(Records to process):
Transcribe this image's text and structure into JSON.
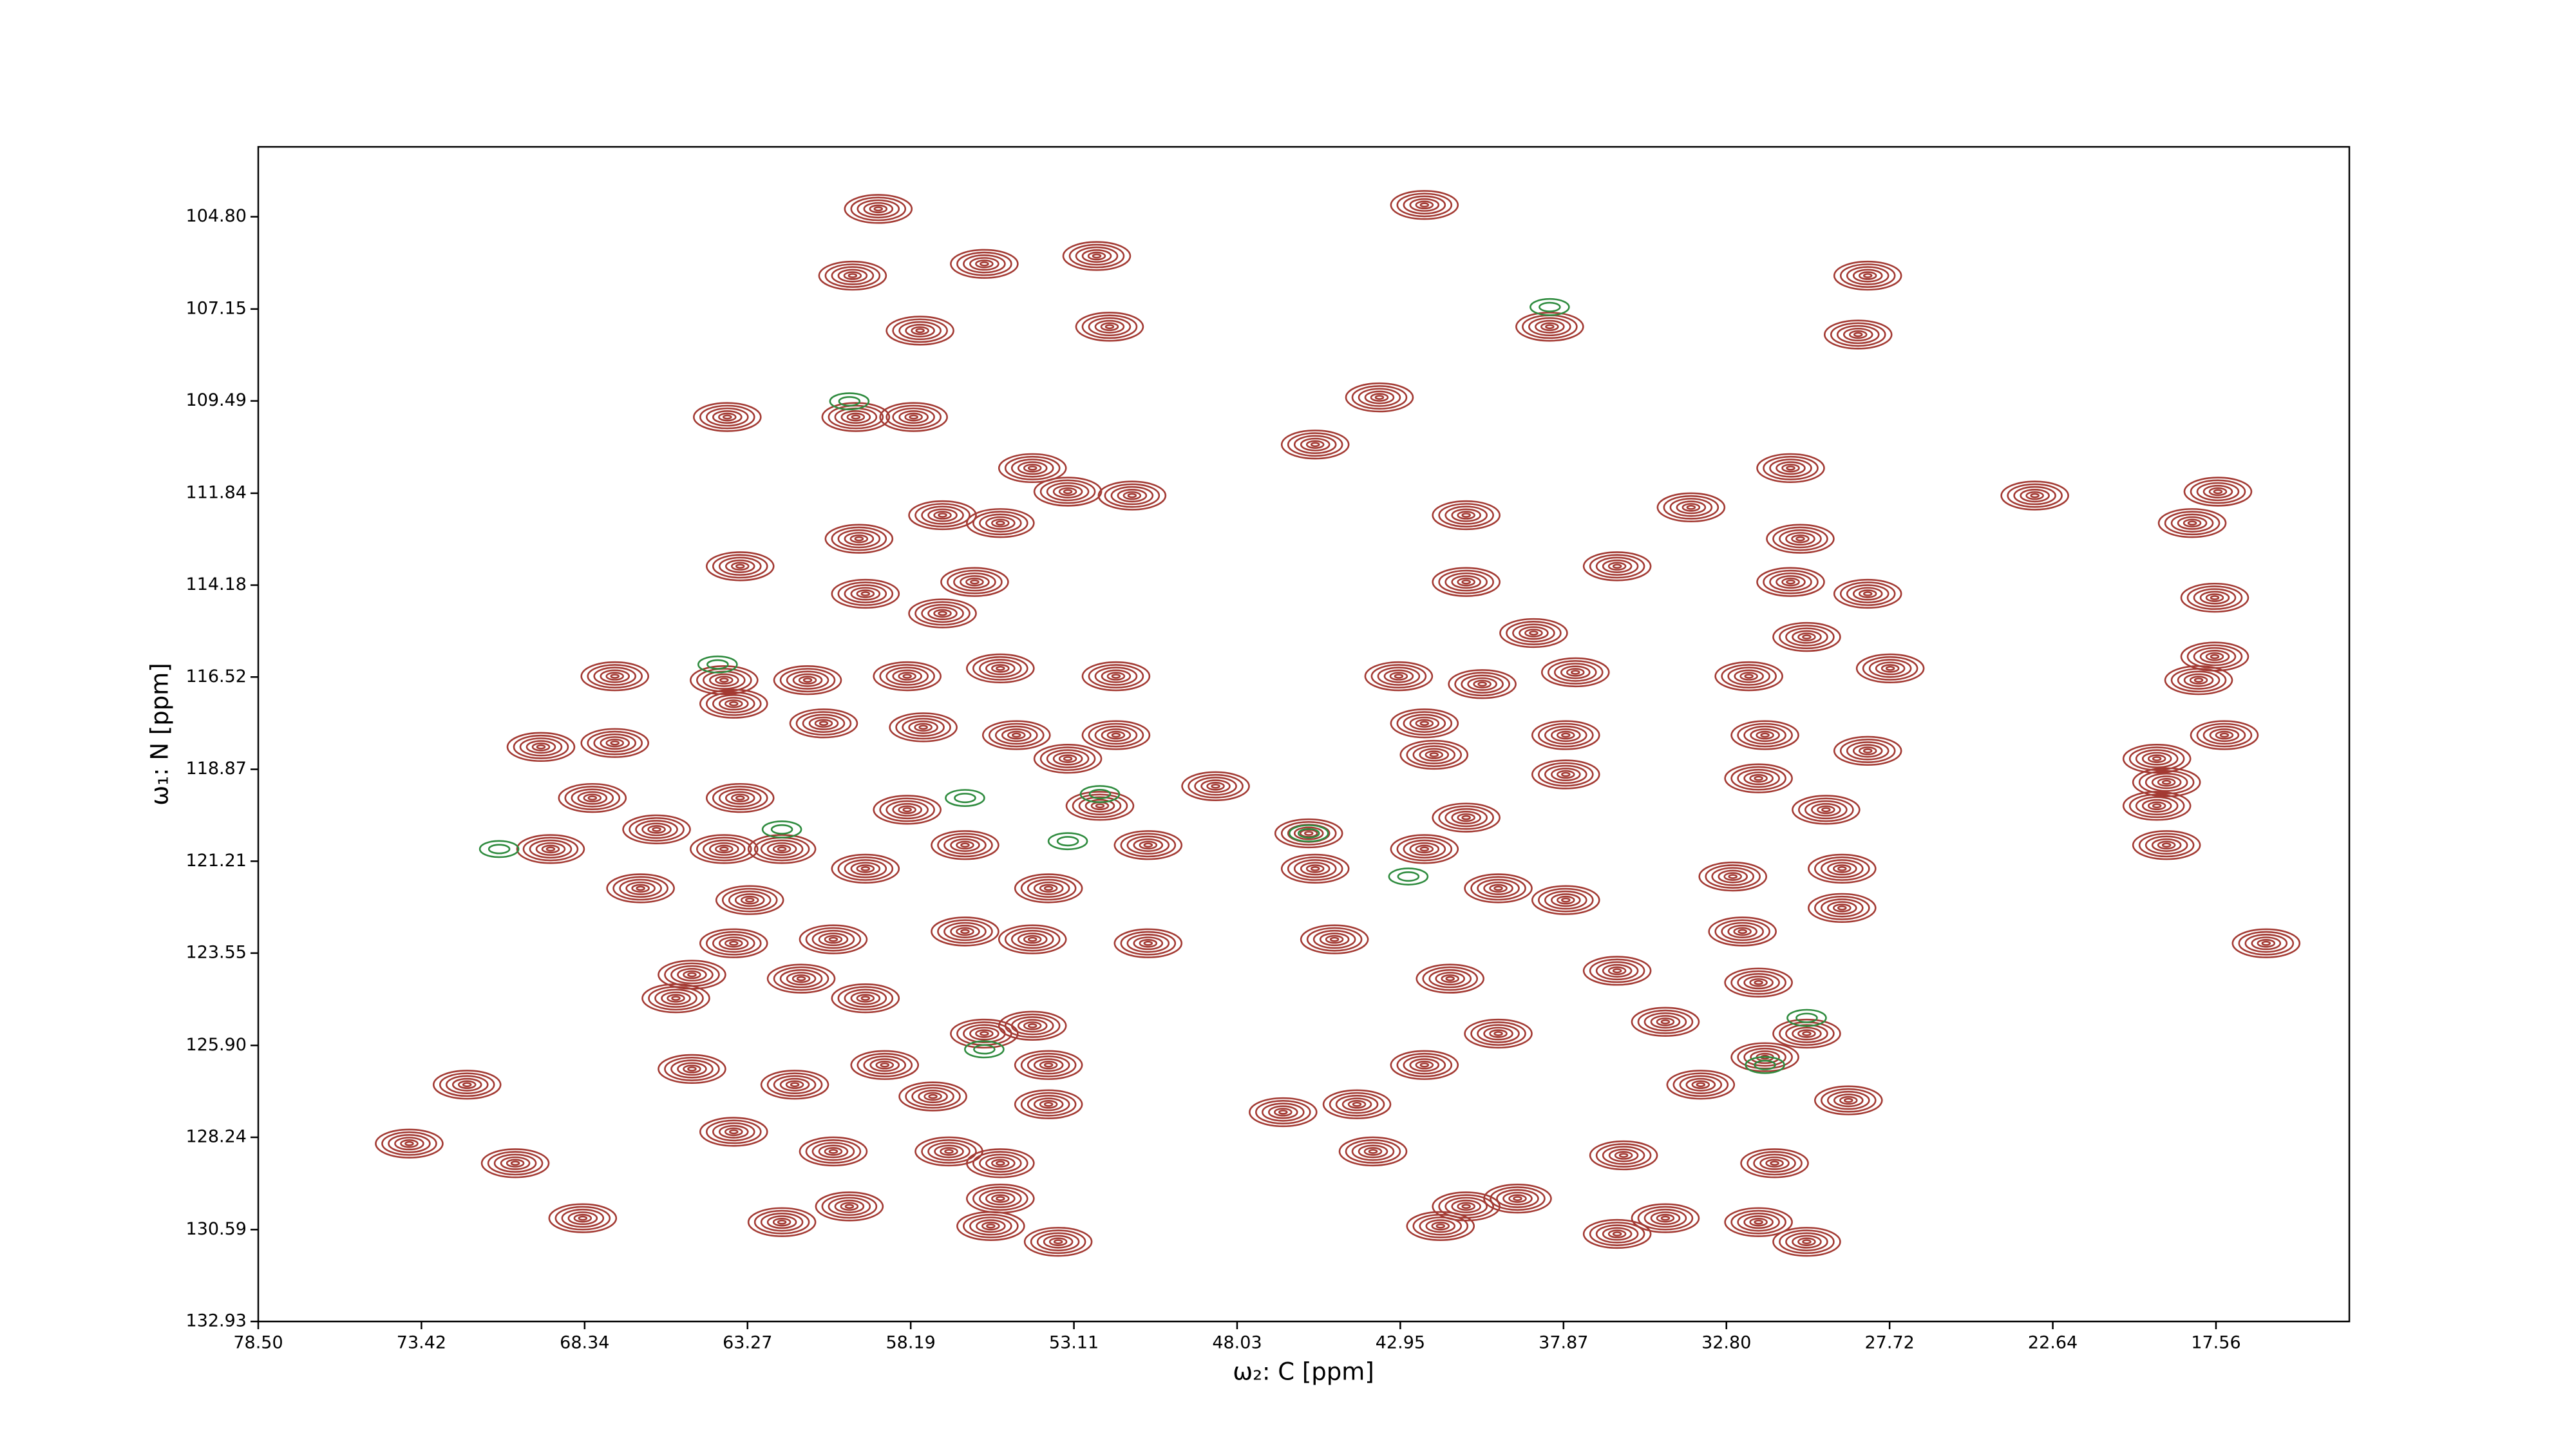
{
  "chart_data": {
    "type": "contour",
    "x_label": "ω₂: C [ppm]",
    "y_label": "ω₁: N [ppm]",
    "xlim": [
      78.5,
      13.41
    ],
    "ylim": [
      132.93,
      103.02
    ],
    "xticks": [
      {
        "value": 78.5,
        "label": "78.50"
      },
      73.42,
      68.34,
      63.27,
      58.19,
      53.11,
      48.03,
      42.95,
      37.87,
      {
        "value": 32.8,
        "label": "32.80"
      },
      27.72,
      22.64,
      17.56
    ],
    "yticks": [
      {
        "value": 104.8,
        "label": "104.80"
      },
      107.15,
      109.49,
      111.84,
      114.18,
      116.52,
      118.87,
      121.21,
      123.55,
      {
        "value": 125.9,
        "label": "125.90"
      },
      128.24,
      130.59,
      132.93
    ],
    "series": [
      {
        "color": "#a33a33",
        "x": [
          59.2,
          42.2,
          60.0,
          55.9,
          52.4,
          28.4,
          57.9,
          52.0,
          38.3,
          28.7,
          63.9,
          59.9,
          58.1,
          43.6,
          45.6,
          30.8,
          54.4,
          53.3,
          51.3,
          57.2,
          55.4,
          33.9,
          23.2,
          17.5,
          18.3,
          40.9,
          59.8,
          30.5,
          63.5,
          36.2,
          59.6,
          56.2,
          40.9,
          30.8,
          28.4,
          17.6,
          57.2,
          38.8,
          30.3,
          58.3,
          55.4,
          51.8,
          43.0,
          40.4,
          37.5,
          32.1,
          27.7,
          17.6,
          64.0,
          61.4,
          67.4,
          18.1,
          63.7,
          60.9,
          57.8,
          54.9,
          51.8,
          42.2,
          37.8,
          31.6,
          17.3,
          69.7,
          67.4,
          19.4,
          41.9,
          28.4,
          53.3,
          48.7,
          37.8,
          31.8,
          19.1,
          68.1,
          63.5,
          58.3,
          52.3,
          29.7,
          19.4,
          40.9,
          66.1,
          45.8,
          69.4,
          64.0,
          62.2,
          56.5,
          50.8,
          42.2,
          29.2,
          19.1,
          45.6,
          32.6,
          53.9,
          66.6,
          63.2,
          59.6,
          39.9,
          37.8,
          29.2,
          32.3,
          60.6,
          56.5,
          54.4,
          50.8,
          45.0,
          16.0,
          63.7,
          65.0,
          61.6,
          41.4,
          36.2,
          31.8,
          65.5,
          59.6,
          55.9,
          54.4,
          30.3,
          34.7,
          39.9,
          65.0,
          59.0,
          53.9,
          42.2,
          31.6,
          72.0,
          61.8,
          57.5,
          53.9,
          46.6,
          44.3,
          29.0,
          33.6,
          63.7,
          73.8,
          60.6,
          57.0,
          55.4,
          43.8,
          36.0,
          31.3,
          70.5,
          60.1,
          55.4,
          40.9,
          39.3,
          68.4,
          62.2,
          55.7,
          53.6,
          41.7,
          36.2,
          34.7,
          31.8,
          30.3
        ],
        "y": [
          104.6,
          104.5,
          106.3,
          106.0,
          105.8,
          106.3,
          107.7,
          107.6,
          107.6,
          107.8,
          109.9,
          109.9,
          109.9,
          109.4,
          110.6,
          111.2,
          111.2,
          111.8,
          111.9,
          112.4,
          112.6,
          112.2,
          111.9,
          111.8,
          112.6,
          112.4,
          113.0,
          113.0,
          113.7,
          113.7,
          114.4,
          114.1,
          114.1,
          114.1,
          114.4,
          114.5,
          114.9,
          115.4,
          115.5,
          116.5,
          116.3,
          116.5,
          116.5,
          116.7,
          116.4,
          116.5,
          116.3,
          116.0,
          116.6,
          116.6,
          116.5,
          116.6,
          117.2,
          117.7,
          117.8,
          118.0,
          118.0,
          117.7,
          118.0,
          118.0,
          118.0,
          118.3,
          118.2,
          118.6,
          118.5,
          118.4,
          118.6,
          119.3,
          119.0,
          119.1,
          119.2,
          119.6,
          119.6,
          119.9,
          119.8,
          119.9,
          119.8,
          120.1,
          120.4,
          120.5,
          120.9,
          120.9,
          120.9,
          120.8,
          120.8,
          120.9,
          121.4,
          120.8,
          121.4,
          121.6,
          121.9,
          121.9,
          122.2,
          121.4,
          121.9,
          122.2,
          122.4,
          123.0,
          123.2,
          123.0,
          123.2,
          123.3,
          123.2,
          123.3,
          123.3,
          124.1,
          124.2,
          124.2,
          124.0,
          124.3,
          124.7,
          124.7,
          125.6,
          125.4,
          125.6,
          125.3,
          125.6,
          126.5,
          126.4,
          126.4,
          126.4,
          126.2,
          126.9,
          126.9,
          127.2,
          127.4,
          127.6,
          127.4,
          127.3,
          126.9,
          128.1,
          128.4,
          128.6,
          128.6,
          128.9,
          128.6,
          128.7,
          128.9,
          128.9,
          130.0,
          129.8,
          130.0,
          129.8,
          130.3,
          130.4,
          130.5,
          130.9,
          130.5,
          130.7,
          130.3,
          130.4,
          130.9
        ]
      },
      {
        "color": "#2e8b3e",
        "x": [
          64.2,
          71.0,
          62.2,
          60.1,
          45.8,
          42.7,
          30.3,
          38.3,
          56.5,
          53.3,
          52.3,
          31.6,
          55.9
        ],
        "y": [
          116.2,
          120.9,
          120.4,
          109.5,
          120.5,
          121.6,
          125.2,
          107.1,
          119.6,
          120.7,
          119.5,
          126.4,
          126.0
        ]
      }
    ]
  }
}
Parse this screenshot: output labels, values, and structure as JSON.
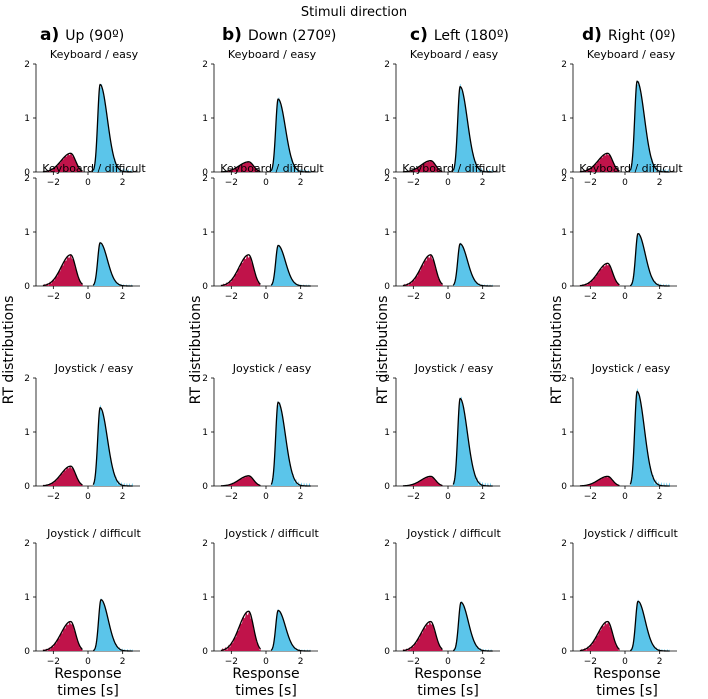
{
  "figure": {
    "title": "Stimuli direction",
    "ylabel": "RT distributions",
    "xlabel_line1": "Response",
    "xlabel_line2": "times [s]"
  },
  "colors": {
    "error": "#c0134a",
    "correct": "#5bc5ea",
    "fit": "#000000"
  },
  "columns": [
    {
      "letter": "a)",
      "label": "Up (90º)"
    },
    {
      "letter": "b)",
      "label": "Down (270º)"
    },
    {
      "letter": "c)",
      "label": "Left (180º)"
    },
    {
      "letter": "d)",
      "label": "Right (0º)"
    }
  ],
  "rows": [
    {
      "label": "Keyboard / easy"
    },
    {
      "label": "Keyboard / difficult"
    },
    {
      "label": "Joystick / easy"
    },
    {
      "label": "Joystick / difficult"
    }
  ],
  "axes": {
    "x_ticks": [
      "−2",
      "0",
      "2"
    ],
    "y_ticks": [
      "0",
      "1",
      "2"
    ],
    "xlim": [
      -3,
      3
    ],
    "ylim": [
      0,
      2
    ]
  },
  "chart_data": {
    "type": "area",
    "description_units": "RT distribution density; error responses plotted at negative times",
    "xlim": [
      -3,
      3
    ],
    "ylim": [
      0,
      2
    ],
    "panels": [
      [
        {
          "row": "Keyboard / easy",
          "column": "Up (90º)",
          "error_peak": [
            -1.0,
            0.33
          ],
          "correct_peak": [
            0.7,
            1.62
          ]
        },
        {
          "row": "Keyboard / difficult",
          "column": "Up (90º)",
          "error_peak": [
            -1.0,
            0.55
          ],
          "correct_peak": [
            0.7,
            0.8
          ]
        },
        {
          "row": "Joystick / easy",
          "column": "Up (90º)",
          "error_peak": [
            -1.0,
            0.35
          ],
          "correct_peak": [
            0.7,
            1.45
          ]
        },
        {
          "row": "Joystick / difficult",
          "column": "Up (90º)",
          "error_peak": [
            -1.0,
            0.52
          ],
          "correct_peak": [
            0.75,
            0.95
          ]
        }
      ],
      [
        {
          "row": "Keyboard / easy",
          "column": "Down (270º)",
          "error_peak": [
            -1.0,
            0.18
          ],
          "correct_peak": [
            0.7,
            1.35
          ]
        },
        {
          "row": "Keyboard / difficult",
          "column": "Down (270º)",
          "error_peak": [
            -1.0,
            0.55
          ],
          "correct_peak": [
            0.7,
            0.75
          ]
        },
        {
          "row": "Joystick / easy",
          "column": "Down (270º)",
          "error_peak": [
            -1.0,
            0.18
          ],
          "correct_peak": [
            0.7,
            1.55
          ]
        },
        {
          "row": "Joystick / difficult",
          "column": "Down (270º)",
          "error_peak": [
            -1.0,
            0.7
          ],
          "correct_peak": [
            0.7,
            0.75
          ]
        }
      ],
      [
        {
          "row": "Keyboard / easy",
          "column": "Left (180º)",
          "error_peak": [
            -1.0,
            0.2
          ],
          "correct_peak": [
            0.7,
            1.58
          ]
        },
        {
          "row": "Keyboard / difficult",
          "column": "Left (180º)",
          "error_peak": [
            -1.0,
            0.55
          ],
          "correct_peak": [
            0.7,
            0.78
          ]
        },
        {
          "row": "Joystick / easy",
          "column": "Left (180º)",
          "error_peak": [
            -1.0,
            0.17
          ],
          "correct_peak": [
            0.7,
            1.62
          ]
        },
        {
          "row": "Joystick / difficult",
          "column": "Left (180º)",
          "error_peak": [
            -1.0,
            0.52
          ],
          "correct_peak": [
            0.75,
            0.9
          ]
        }
      ],
      [
        {
          "row": "Keyboard / easy",
          "column": "Right (0º)",
          "error_peak": [
            -1.0,
            0.33
          ],
          "correct_peak": [
            0.7,
            1.68
          ]
        },
        {
          "row": "Keyboard / difficult",
          "column": "Right (0º)",
          "error_peak": [
            -1.0,
            0.4
          ],
          "correct_peak": [
            0.75,
            0.97
          ]
        },
        {
          "row": "Joystick / easy",
          "column": "Right (0º)",
          "error_peak": [
            -1.0,
            0.17
          ],
          "correct_peak": [
            0.7,
            1.75
          ]
        },
        {
          "row": "Joystick / difficult",
          "column": "Right (0º)",
          "error_peak": [
            -1.0,
            0.52
          ],
          "correct_peak": [
            0.75,
            0.92
          ]
        }
      ]
    ]
  }
}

(What the task asks):
Write down only the number of lines that contain the string "JSON" in the listing.

(The output):
2